Records about charts and figures:

(begin)

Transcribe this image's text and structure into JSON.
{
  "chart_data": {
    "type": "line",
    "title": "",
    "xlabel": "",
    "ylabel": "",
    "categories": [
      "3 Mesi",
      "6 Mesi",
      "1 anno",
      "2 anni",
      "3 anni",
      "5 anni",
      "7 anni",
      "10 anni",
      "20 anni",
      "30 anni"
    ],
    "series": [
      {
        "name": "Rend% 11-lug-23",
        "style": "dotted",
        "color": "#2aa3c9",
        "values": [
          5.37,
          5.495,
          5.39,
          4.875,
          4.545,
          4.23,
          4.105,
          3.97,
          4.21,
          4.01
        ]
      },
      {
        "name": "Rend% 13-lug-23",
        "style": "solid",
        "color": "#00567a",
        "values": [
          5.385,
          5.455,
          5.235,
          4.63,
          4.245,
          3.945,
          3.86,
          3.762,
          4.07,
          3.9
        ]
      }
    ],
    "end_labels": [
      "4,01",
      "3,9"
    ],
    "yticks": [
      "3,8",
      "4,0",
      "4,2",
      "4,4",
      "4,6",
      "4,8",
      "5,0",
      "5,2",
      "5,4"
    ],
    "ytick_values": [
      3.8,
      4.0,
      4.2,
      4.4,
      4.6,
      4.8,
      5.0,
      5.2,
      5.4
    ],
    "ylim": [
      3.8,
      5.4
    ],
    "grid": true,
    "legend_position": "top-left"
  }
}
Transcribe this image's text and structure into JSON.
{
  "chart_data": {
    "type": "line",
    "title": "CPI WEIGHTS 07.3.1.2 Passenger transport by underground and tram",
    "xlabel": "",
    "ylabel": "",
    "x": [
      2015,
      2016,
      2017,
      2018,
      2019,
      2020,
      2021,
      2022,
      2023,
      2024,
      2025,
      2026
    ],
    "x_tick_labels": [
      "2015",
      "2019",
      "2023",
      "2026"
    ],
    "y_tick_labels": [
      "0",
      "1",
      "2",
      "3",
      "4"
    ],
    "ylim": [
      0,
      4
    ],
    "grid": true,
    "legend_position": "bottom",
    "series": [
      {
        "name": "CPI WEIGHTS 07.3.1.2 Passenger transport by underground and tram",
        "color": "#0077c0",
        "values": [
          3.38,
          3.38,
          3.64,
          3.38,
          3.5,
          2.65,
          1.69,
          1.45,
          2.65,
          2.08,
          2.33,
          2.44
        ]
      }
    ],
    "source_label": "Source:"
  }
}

(end)

* [WHAT TO DO]
Copy out all of the lines above exactly.

* [EXERCISE RESULT]
Transcribe this image's text and structure into JSON.
{
  "chart_data": {
    "type": "line",
    "title": "",
    "xlabel": "",
    "ylabel": "",
    "categories": [
      "3 Mesi",
      "6 Mesi",
      "1 anno",
      "2 anni",
      "3 anni",
      "5 anni",
      "7 anni",
      "10 anni",
      "20 anni",
      "30 anni"
    ],
    "series": [
      {
        "name": "Rend% 11-lug-23",
        "style": "dotted",
        "color": "#2aa3c9",
        "values": [
          5.37,
          5.495,
          5.39,
          4.875,
          4.545,
          4.23,
          4.105,
          3.97,
          4.21,
          4.01
        ]
      },
      {
        "name": "Rend% 13-lug-23",
        "style": "solid",
        "color": "#00567a",
        "values": [
          5.385,
          5.455,
          5.235,
          4.63,
          4.245,
          3.945,
          3.86,
          3.762,
          4.07,
          3.9
        ]
      }
    ],
    "end_labels": [
      "4,01",
      "3,9"
    ],
    "yticks": [
      "3,8",
      "4,0",
      "4,2",
      "4,4",
      "4,6",
      "4,8",
      "5,0",
      "5,2",
      "5,4"
    ],
    "ytick_values": [
      3.8,
      4.0,
      4.2,
      4.4,
      4.6,
      4.8,
      5.0,
      5.2,
      5.4
    ],
    "ylim": [
      3.8,
      5.4
    ],
    "grid": true,
    "legend_position": "top-left"
  }
}
Transcribe this image's text and structure into JSON.
{
  "chart_data": {
    "type": "line",
    "title": "CPI WEIGHTS 07.3.1.2 Passenger transport by underground and tram",
    "xlabel": "",
    "ylabel": "",
    "x": [
      2015,
      2016,
      2017,
      2018,
      2019,
      2020,
      2021,
      2022,
      2023,
      2024,
      2025,
      2026
    ],
    "x_tick_labels": [
      "2015",
      "2019",
      "2023",
      "2026"
    ],
    "y_tick_labels": [
      "0",
      "1",
      "2",
      "3",
      "4"
    ],
    "ylim": [
      0,
      4
    ],
    "grid": true,
    "legend_position": "bottom",
    "series": [
      {
        "name": "CPI WEIGHTS 07.3.1.2 Passenger transport by underground and tram",
        "color": "#0077c0",
        "values": [
          3.38,
          3.38,
          3.64,
          3.38,
          3.5,
          2.65,
          1.69,
          1.45,
          2.65,
          2.08,
          2.33,
          2.44
        ]
      }
    ],
    "source_label": "Source:"
  }
}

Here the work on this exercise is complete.